### Direction:
Of all the lines in this data, how many include "arrow"? Respond with the number only.
* * * * *
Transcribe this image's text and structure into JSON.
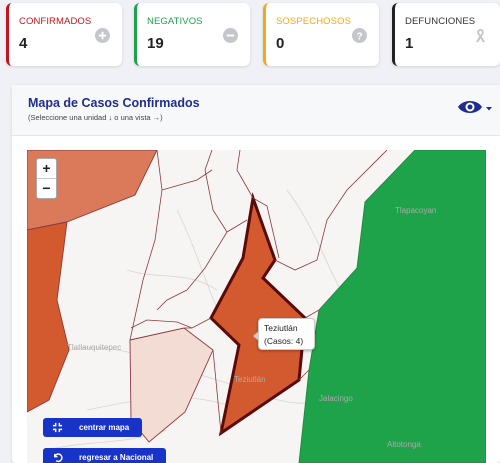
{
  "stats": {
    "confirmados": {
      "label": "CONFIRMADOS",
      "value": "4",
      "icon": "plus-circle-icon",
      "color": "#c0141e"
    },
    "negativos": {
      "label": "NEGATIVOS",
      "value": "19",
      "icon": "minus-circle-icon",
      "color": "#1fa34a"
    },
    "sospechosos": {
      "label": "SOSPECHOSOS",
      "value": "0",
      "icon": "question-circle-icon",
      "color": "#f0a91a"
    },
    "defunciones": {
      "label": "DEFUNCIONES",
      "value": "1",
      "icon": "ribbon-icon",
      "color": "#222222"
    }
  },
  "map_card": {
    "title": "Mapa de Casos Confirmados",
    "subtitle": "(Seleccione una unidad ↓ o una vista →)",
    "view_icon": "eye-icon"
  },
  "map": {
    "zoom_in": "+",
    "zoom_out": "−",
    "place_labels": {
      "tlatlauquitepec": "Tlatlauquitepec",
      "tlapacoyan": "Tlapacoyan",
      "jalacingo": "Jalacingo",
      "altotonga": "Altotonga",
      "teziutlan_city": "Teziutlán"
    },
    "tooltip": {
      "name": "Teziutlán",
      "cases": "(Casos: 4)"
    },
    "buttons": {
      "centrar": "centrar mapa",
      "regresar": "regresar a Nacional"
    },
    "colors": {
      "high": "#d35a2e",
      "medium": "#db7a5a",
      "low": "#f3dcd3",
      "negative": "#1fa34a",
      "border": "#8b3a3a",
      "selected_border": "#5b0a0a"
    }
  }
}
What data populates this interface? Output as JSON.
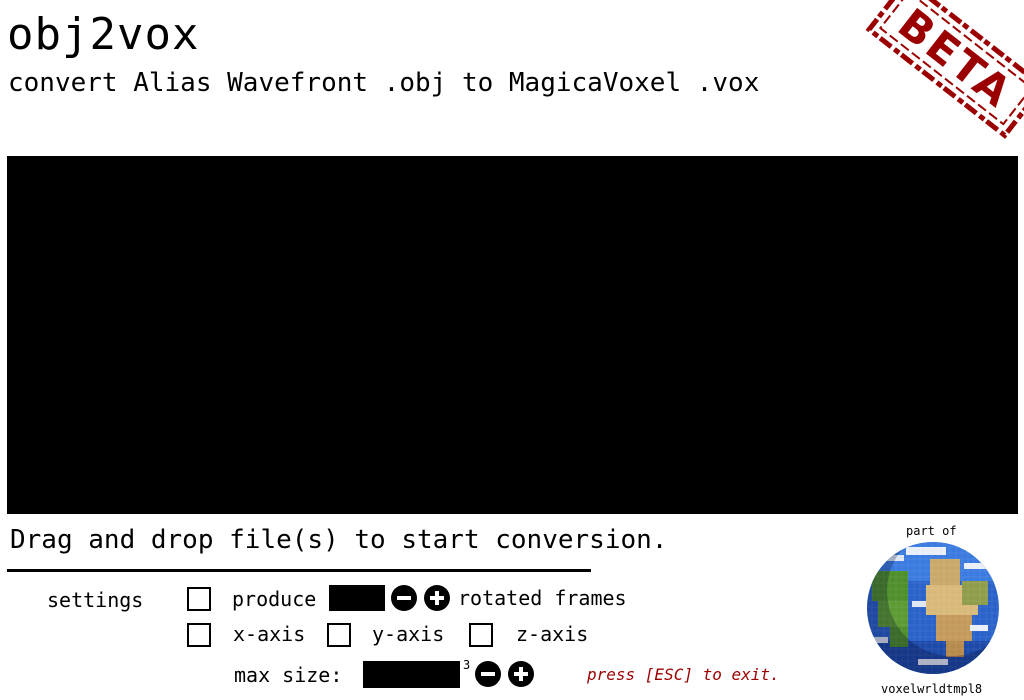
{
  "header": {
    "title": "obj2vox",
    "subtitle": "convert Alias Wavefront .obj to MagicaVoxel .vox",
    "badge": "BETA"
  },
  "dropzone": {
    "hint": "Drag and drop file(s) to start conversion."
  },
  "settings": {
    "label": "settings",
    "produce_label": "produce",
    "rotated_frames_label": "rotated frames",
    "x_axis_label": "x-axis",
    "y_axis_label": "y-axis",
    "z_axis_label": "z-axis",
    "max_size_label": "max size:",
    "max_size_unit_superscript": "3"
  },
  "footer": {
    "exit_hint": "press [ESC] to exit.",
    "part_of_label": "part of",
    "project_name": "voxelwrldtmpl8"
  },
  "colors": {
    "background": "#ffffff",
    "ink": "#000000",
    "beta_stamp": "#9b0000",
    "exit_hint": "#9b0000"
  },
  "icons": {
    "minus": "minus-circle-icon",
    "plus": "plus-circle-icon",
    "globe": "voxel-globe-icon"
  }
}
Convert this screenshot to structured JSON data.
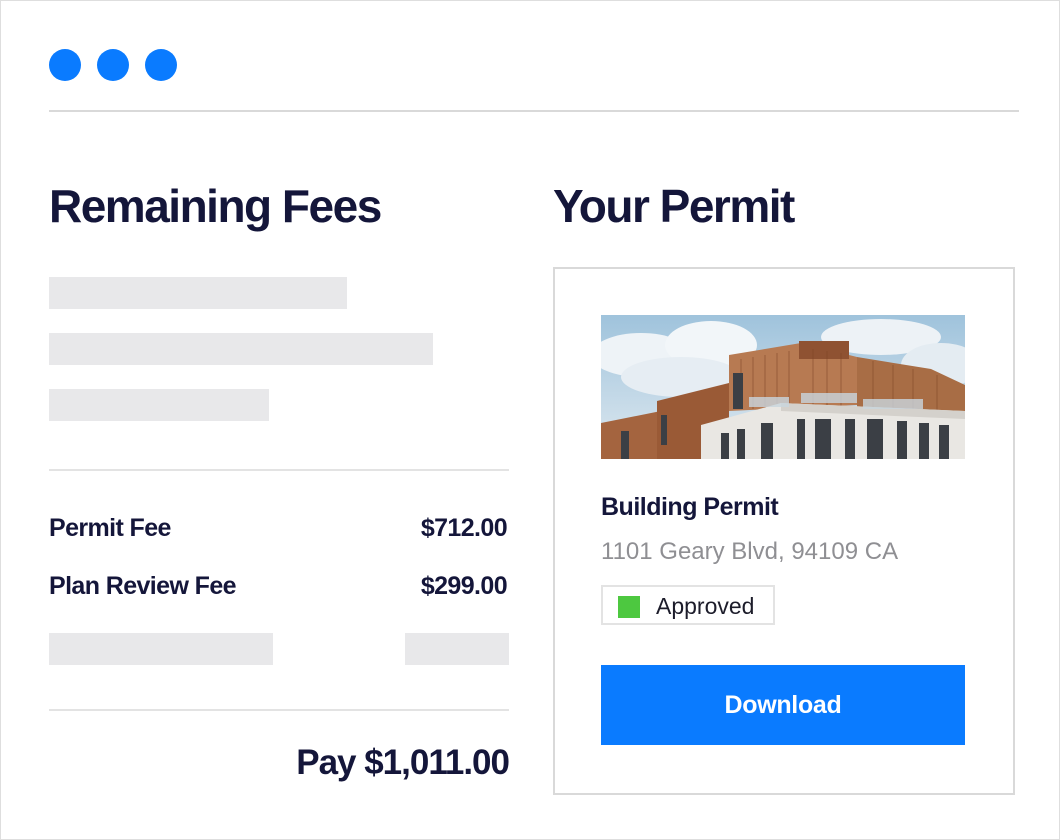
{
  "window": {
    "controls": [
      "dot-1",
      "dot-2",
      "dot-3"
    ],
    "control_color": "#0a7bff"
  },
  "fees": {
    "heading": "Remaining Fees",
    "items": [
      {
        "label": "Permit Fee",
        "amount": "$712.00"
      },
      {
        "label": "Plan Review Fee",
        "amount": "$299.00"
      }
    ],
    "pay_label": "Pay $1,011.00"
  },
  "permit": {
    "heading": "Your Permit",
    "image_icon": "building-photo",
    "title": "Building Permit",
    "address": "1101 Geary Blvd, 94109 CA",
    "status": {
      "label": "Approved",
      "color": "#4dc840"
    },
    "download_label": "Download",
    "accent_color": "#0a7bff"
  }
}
* * * * *
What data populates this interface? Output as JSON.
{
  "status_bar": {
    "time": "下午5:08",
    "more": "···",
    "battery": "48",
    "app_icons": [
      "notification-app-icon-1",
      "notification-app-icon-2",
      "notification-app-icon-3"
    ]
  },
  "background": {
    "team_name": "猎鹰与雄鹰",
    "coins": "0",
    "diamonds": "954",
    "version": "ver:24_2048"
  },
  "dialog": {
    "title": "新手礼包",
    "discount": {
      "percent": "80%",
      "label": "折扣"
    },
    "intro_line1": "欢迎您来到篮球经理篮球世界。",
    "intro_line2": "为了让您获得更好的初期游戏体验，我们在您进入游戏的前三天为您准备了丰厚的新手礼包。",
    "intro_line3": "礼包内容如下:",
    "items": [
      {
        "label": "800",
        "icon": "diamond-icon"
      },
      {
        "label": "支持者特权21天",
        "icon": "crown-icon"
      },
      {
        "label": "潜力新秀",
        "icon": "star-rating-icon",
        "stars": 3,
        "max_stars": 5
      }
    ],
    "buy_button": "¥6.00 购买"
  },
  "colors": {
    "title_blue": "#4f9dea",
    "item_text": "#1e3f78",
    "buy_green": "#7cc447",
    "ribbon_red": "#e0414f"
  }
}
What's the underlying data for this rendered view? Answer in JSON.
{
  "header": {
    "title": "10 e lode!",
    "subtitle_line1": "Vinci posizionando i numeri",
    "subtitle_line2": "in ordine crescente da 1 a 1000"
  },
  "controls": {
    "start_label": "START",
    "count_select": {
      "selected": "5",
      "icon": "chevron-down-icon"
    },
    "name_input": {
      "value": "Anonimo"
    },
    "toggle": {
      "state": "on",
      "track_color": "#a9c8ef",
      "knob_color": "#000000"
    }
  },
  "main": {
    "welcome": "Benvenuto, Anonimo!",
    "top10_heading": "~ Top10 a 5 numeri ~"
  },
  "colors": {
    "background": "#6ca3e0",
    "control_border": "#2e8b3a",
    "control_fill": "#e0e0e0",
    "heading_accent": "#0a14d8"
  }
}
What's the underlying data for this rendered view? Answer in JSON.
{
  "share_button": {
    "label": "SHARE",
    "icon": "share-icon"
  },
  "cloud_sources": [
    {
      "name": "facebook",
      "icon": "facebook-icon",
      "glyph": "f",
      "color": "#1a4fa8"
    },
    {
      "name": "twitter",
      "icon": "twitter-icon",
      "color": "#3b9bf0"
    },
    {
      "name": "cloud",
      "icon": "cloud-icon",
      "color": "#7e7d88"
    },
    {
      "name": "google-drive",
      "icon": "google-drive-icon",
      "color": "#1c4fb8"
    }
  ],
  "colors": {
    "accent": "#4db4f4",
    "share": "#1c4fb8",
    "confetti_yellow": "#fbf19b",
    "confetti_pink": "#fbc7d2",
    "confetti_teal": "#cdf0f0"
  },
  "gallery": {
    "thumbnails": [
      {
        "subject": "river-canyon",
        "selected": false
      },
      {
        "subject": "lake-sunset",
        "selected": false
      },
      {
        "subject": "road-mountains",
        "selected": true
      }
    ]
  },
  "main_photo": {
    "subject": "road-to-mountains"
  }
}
* * * * *
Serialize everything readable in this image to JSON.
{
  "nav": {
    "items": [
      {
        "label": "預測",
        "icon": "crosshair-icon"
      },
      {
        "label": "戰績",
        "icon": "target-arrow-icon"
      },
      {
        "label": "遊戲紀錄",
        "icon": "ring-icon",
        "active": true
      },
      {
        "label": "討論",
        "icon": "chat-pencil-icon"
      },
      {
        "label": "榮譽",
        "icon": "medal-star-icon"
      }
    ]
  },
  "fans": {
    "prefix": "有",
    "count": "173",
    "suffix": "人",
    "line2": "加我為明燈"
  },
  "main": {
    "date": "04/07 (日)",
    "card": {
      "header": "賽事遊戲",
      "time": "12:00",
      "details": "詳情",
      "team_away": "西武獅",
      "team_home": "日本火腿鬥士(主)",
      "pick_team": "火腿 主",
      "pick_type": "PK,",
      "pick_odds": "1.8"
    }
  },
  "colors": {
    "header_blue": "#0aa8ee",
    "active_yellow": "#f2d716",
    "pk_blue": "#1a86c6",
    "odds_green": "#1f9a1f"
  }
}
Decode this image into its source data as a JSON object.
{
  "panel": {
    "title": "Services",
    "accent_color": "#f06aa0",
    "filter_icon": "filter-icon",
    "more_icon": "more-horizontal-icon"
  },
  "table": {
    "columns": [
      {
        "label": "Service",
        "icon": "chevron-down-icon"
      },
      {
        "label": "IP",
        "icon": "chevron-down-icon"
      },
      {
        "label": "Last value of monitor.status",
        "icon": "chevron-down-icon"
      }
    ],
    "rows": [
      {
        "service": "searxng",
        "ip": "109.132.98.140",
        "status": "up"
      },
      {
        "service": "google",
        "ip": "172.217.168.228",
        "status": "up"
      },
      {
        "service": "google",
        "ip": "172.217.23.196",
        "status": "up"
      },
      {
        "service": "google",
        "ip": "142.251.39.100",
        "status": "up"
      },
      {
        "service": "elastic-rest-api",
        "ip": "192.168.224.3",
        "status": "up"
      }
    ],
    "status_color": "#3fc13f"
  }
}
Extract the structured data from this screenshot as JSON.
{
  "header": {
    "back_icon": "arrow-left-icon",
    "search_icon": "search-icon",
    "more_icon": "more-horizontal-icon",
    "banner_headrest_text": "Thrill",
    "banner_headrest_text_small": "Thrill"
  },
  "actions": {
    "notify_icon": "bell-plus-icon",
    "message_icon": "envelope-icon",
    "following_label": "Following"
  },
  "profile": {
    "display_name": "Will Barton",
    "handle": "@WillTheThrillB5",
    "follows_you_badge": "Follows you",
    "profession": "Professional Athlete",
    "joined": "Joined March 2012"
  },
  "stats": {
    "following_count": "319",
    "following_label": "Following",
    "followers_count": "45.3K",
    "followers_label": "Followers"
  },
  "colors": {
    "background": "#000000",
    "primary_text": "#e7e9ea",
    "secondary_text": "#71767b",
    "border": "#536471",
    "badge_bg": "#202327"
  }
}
* * * * *
### Completed exercise:
2